EXERCISE OBJECTIVE: Please continue the policy on AI use in thesis work, given below, from the point where it ends.

··· EXTRACT ···

Even when using tools from this zone, the intellectual heavy lifting — problem definition, methodology, critical analysis, data interpretation and final conclusions — must be entirely your own.

🤖 Coding Note: Agents vs. Autocomplete

  • Autocomplete (e.g. Copilot): For "always-on" completion, a general declaration is sufficient (e.g. "Used for syntax completion in Chapters 3-5").
  • Agentic Coding (e.g. Claude Code, Cursor Composer): If you use AI agents to generate entire modules, refactor classes, or write complex logic from instructions, you must explicitly disclose which components were AI-generated. (e.g. "The authentication module in auth.py was scaffolded by Claude Code").

⛔️ Prohibited

The following uses violate this policy and will be treated as academic misconduct:

  1. Submitting AI‑generated text, code, figures or data without disclosure.
  2. Letting AI draft substantial thesis sections with only superficial edits.
  3. Accepting AI‑generated data analyses or statistical results that you have not independently verified.
  4. Citing sources or references suggested by AI tools without verifying the actual existence and content ("hallucinated" references).

··· EXCERPTED DATA ···

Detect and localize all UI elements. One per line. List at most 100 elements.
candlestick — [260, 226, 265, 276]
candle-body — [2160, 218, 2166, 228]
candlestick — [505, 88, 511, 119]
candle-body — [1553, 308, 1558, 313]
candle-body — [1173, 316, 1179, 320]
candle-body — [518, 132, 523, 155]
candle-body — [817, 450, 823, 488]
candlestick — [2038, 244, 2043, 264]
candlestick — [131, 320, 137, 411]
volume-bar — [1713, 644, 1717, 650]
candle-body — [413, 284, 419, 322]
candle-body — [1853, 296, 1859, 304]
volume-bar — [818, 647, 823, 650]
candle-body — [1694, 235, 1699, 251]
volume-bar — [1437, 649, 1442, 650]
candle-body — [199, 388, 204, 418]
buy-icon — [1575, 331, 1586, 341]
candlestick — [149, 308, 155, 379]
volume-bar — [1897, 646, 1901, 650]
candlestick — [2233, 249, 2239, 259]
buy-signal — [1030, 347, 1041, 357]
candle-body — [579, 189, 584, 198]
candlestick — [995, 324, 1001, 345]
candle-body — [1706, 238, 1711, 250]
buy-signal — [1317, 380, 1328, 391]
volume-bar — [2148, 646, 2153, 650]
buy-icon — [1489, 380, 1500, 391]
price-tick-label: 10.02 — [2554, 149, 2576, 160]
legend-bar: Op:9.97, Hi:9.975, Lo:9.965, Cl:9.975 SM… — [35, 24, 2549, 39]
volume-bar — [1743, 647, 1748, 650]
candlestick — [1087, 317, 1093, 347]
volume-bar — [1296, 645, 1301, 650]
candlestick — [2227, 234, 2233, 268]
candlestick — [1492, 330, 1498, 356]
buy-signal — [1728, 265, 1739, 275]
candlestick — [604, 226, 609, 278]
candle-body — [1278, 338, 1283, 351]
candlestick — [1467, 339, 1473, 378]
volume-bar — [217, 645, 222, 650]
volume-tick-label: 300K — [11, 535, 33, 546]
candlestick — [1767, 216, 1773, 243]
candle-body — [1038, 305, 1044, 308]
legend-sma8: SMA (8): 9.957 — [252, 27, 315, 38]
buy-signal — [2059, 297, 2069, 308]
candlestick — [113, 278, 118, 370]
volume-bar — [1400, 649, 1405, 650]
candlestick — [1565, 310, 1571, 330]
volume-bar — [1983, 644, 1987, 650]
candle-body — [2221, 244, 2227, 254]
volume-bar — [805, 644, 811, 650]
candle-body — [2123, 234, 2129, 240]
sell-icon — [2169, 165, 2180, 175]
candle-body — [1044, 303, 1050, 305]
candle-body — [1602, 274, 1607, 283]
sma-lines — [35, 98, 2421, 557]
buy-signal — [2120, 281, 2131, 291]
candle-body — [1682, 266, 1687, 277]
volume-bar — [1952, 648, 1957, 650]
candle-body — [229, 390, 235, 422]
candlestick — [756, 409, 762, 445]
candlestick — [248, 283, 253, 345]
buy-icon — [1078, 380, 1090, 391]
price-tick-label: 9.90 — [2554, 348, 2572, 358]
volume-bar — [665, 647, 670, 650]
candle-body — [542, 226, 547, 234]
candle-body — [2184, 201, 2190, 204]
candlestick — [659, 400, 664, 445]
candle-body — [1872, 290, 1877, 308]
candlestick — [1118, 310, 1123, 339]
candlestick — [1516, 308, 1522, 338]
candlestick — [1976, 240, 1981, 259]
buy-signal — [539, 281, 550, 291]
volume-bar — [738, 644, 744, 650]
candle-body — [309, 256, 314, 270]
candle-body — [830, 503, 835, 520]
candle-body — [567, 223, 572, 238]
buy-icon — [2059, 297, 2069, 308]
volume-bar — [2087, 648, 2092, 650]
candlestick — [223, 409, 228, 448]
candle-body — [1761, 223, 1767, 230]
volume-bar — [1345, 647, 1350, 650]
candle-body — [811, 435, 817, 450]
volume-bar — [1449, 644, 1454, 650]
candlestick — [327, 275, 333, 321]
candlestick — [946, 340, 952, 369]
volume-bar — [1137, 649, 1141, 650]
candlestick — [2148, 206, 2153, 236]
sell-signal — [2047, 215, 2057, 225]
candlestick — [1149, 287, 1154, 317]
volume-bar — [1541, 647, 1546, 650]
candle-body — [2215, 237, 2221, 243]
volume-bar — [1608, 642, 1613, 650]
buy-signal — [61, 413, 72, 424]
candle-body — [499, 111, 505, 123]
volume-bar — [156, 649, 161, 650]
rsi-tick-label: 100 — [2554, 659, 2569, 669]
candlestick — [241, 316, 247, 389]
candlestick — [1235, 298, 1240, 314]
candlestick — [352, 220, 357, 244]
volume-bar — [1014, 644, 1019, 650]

···

FINAL ANSWER:
  5. Uploading confidential data, unpublished results or copyrighted material to public AI services without written consent.

⛔️ No Ghostwriting

AI may assist at the idea or outline level, but writing of core sections must reflect your own formulation and critical thinking. Generating full paragraphs and making only cosmetic changes is not acceptable.

🔒 Intellectual Property & Data Protection

Data Protection

Never share personal data or confidential project information with cloud AI services. Prefer on‑premise solutions or local models when feasible.

Examples of confidential data include identifiable personal information, internal documents from companies, sensitive research datasets, or unpublished findings from collaborative projects.

Do not feed course slides, proprietary datasets, or unpublished papers into public AI tools unless you have written approval from the rights holder.

📝 Disclosure Format

Add a "Declaration of AI Tool Usage" before the bibliography. This declaration should give a transparent and honest account of any AI support used during your thesis work. It must include:

  1. Tools used: Name and version (e.g. ChatGPT-4o, GitHub Copilot Jan 2026).
  2. Purpose: What the tool was used for (e.g. polishing, coding, diagrams).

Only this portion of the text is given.